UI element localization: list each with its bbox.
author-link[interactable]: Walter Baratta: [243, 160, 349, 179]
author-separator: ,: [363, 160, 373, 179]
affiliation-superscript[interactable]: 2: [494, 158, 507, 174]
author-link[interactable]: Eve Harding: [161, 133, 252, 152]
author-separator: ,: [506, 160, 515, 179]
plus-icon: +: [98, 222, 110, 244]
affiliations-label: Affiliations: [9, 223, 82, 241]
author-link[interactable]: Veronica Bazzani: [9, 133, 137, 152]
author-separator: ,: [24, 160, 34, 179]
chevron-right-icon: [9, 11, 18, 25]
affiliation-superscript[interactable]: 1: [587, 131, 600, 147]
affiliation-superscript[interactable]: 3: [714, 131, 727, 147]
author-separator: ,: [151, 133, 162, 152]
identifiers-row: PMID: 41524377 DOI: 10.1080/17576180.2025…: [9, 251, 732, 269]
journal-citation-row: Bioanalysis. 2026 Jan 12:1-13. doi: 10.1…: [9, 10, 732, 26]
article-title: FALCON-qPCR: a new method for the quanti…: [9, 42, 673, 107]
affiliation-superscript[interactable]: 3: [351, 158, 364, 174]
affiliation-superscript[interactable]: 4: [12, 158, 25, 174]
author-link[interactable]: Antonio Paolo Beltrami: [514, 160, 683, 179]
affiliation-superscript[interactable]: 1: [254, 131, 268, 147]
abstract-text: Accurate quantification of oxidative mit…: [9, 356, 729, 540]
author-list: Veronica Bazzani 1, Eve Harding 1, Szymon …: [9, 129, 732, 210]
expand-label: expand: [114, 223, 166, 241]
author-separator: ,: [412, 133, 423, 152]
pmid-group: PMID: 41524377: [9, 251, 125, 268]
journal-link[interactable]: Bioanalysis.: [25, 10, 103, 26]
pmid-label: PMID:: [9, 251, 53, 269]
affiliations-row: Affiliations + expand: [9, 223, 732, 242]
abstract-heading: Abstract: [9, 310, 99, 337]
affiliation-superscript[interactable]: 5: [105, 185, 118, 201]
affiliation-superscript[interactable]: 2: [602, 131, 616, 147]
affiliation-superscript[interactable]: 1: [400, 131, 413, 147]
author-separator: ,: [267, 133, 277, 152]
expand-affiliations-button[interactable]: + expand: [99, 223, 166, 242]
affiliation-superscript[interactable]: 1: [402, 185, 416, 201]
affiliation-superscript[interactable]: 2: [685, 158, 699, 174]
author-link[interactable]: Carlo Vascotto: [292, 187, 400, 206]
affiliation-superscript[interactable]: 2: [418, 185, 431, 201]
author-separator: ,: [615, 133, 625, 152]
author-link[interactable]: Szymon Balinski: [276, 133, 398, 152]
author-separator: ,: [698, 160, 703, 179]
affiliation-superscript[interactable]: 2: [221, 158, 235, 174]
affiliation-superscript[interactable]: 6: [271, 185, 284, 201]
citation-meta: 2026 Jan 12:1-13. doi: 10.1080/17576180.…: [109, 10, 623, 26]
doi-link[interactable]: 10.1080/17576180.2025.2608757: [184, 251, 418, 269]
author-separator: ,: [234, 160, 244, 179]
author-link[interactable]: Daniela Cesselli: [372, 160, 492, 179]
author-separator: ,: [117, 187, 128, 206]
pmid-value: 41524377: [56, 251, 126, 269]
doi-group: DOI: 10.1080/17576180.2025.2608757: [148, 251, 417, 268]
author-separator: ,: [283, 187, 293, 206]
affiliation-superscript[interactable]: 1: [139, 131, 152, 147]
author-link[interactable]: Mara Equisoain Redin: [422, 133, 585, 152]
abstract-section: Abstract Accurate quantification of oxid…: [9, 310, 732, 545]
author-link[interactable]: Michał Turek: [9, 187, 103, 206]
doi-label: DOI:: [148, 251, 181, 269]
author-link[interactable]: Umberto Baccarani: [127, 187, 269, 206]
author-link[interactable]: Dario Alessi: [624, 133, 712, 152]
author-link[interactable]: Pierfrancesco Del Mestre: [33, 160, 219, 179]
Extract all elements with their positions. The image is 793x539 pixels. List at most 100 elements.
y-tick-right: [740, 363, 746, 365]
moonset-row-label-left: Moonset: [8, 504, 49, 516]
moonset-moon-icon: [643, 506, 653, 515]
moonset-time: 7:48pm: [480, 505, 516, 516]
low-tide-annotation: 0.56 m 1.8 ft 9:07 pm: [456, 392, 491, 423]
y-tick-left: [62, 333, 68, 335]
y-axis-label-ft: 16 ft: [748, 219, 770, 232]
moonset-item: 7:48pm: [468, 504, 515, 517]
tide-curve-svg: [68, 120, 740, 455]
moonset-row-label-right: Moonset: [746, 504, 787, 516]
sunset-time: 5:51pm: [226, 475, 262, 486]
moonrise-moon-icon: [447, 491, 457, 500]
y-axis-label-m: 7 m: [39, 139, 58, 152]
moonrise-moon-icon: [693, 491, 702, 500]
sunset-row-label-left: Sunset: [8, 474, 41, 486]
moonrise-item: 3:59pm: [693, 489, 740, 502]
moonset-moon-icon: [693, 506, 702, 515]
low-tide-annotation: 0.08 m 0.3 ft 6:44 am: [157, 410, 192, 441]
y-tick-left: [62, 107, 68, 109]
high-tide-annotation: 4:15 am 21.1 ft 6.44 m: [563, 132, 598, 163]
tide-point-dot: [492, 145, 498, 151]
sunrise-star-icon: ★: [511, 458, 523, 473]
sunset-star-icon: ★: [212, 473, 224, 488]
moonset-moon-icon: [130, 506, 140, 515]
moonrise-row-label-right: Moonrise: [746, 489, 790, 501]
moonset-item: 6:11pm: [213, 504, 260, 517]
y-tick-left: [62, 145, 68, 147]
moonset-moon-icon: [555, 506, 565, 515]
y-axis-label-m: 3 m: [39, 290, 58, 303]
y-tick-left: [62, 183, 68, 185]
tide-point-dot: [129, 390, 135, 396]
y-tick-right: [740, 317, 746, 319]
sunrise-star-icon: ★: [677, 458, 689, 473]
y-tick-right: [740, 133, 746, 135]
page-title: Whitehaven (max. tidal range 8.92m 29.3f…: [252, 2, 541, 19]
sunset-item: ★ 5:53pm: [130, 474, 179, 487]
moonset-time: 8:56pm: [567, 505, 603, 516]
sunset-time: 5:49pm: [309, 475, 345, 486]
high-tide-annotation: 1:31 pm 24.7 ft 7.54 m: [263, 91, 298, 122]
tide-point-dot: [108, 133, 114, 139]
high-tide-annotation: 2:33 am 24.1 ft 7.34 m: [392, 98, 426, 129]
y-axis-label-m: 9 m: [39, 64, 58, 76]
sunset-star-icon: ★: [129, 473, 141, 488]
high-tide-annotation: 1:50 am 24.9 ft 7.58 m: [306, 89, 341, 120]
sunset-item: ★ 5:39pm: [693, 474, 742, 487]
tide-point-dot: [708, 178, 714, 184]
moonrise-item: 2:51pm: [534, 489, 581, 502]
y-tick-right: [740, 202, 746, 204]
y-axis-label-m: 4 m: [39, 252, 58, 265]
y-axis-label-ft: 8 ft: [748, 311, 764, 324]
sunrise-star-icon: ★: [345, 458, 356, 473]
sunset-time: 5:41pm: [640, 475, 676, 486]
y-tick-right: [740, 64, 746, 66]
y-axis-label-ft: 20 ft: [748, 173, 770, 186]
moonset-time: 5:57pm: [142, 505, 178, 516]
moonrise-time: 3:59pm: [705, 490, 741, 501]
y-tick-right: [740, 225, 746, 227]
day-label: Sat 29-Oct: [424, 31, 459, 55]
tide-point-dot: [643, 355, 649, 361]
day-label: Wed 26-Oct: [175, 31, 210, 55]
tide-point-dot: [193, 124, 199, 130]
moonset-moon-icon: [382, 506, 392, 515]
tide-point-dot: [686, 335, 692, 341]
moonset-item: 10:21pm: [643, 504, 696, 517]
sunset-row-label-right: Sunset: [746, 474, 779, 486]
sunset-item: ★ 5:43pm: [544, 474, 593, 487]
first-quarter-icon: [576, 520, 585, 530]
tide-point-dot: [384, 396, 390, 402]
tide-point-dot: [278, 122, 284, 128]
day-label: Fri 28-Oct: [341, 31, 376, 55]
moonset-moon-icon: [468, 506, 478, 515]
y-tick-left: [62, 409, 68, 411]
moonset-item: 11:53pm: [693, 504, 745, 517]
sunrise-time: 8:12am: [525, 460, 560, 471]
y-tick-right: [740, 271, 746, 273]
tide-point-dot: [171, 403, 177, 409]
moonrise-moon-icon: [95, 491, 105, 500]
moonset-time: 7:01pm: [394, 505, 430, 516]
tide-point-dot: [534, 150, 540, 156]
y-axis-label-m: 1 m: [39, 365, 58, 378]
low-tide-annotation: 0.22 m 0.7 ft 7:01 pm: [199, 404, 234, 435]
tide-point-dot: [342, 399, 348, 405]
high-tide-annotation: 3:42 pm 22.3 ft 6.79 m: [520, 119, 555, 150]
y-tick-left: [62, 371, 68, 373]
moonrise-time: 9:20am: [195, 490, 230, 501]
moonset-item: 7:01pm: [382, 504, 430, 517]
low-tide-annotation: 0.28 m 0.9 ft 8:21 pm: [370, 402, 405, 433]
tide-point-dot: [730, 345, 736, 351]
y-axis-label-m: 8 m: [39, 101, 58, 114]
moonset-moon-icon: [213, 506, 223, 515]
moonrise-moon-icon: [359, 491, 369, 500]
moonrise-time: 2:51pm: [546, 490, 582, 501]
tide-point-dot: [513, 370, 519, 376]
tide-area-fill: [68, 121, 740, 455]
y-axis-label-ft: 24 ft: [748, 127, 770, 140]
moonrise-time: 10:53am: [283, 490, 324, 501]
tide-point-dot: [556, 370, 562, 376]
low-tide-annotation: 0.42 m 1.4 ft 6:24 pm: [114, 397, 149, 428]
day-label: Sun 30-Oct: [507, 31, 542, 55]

────

◆ **Your instructions**
Convert the stretch from the start of the records through the line containing "affiliation-superscript[interactable]: 1: [402, 185, 416, 201]" into a Markdown table with the columns Row and Entry, numbering each line and omitting blank lines.

◆ **Written reply**
| Row | Entry |
|---|---|
| 1 | UI element localization: list each with its bbox. |
| 2 | author-link[interactable]: Walter Baratta: [243, 160, 349, 179] |
| 3 | author-separator: ,: [363, 160, 373, 179] |
| 4 | affiliation-superscript[interactable]: 2: [494, 158, 507, 174] |
| 5 | author-link[interactable]: Eve Harding: [161, 133, 252, 152] |
| 6 | author-separator: ,: [506, 160, 515, 179] |
| 7 | plus-icon: +: [98, 222, 110, 244] |
| 8 | affiliations-label: Affiliations: [9, 223, 82, 241] |
| 9 | author-link[interactable]: Veronica Bazzani: [9, 133, 137, 152] |
| 10 | author-separator: ,: [24, 160, 34, 179] |
| 11 | chevron-right-icon: [9, 11, 18, 25] |
| 12 | affiliation-superscript[interactable]: 1: [587, 131, 600, 147] |
| 13 | affiliation-superscript[interactable]: 3: [714, 131, 727, 147] |
| 14 | author-separator: ,: [151, 133, 162, 152] |
| 15 | identifiers-row: PMID: 41524377 DOI: 10.1080/17576180.2025…: [9, 251, 732, 269] |
| 16 | journal-citation-row: Bioanalysis. 2026 Jan 12:1-13. doi: 10.1…: [9, 10, 732, 26] |
| 17 | article-title: FALCON-qPCR: a new method for the quanti…: [9, 42, 673, 107] |
| 18 | affiliation-superscript[interactable]: 3: [351, 158, 364, 174] |
| 19 | affiliation-superscript[interactable]: 4: [12, 158, 25, 174] |
| 20 | author-link[interactable]: Antonio Paolo Beltrami: [514, 160, 683, 179] |
| 21 | affiliation-superscript[interactable]: 1: [254, 131, 268, 147] |
| 22 | abstract-text: Accurate quantification of oxidative mit…: [9, 356, 729, 540] |
| 23 | author-list: Veronica Bazzani 1, Eve Harding 1, Szymon …: [9, 129, 732, 210] |
| 24 | expand-label: expand: [114, 223, 166, 241] |
| 25 | author-separator: ,: [412, 133, 423, 152] |
| 26 | pmid-group: PMID: 41524377: [9, 251, 125, 268] |
| 27 | journal-link[interactable]: Bioanalysis.: [25, 10, 103, 26] |
| 28 | pmid-label: PMID:: [9, 251, 53, 269] |
| 29 | affiliations-row: Affiliations + expand: [9, 223, 732, 242] |
| 30 | abstract-heading: Abstract: [9, 310, 99, 337] |
| 31 | affiliation-superscript[interactable]: 5: [105, 185, 118, 201] |
| 32 | affiliation-superscript[interactable]: 2: [602, 131, 616, 147] |
| 33 | affiliation-superscript[interactable]: 1: [400, 131, 413, 147] |
| 34 | author-separator: ,: [267, 133, 277, 152] |
| 35 | expand-affiliations-button[interactable]: + expand: [99, 223, 166, 242] |
| 36 | affiliation-superscript[interactable]: 1: [402, 185, 416, 201] |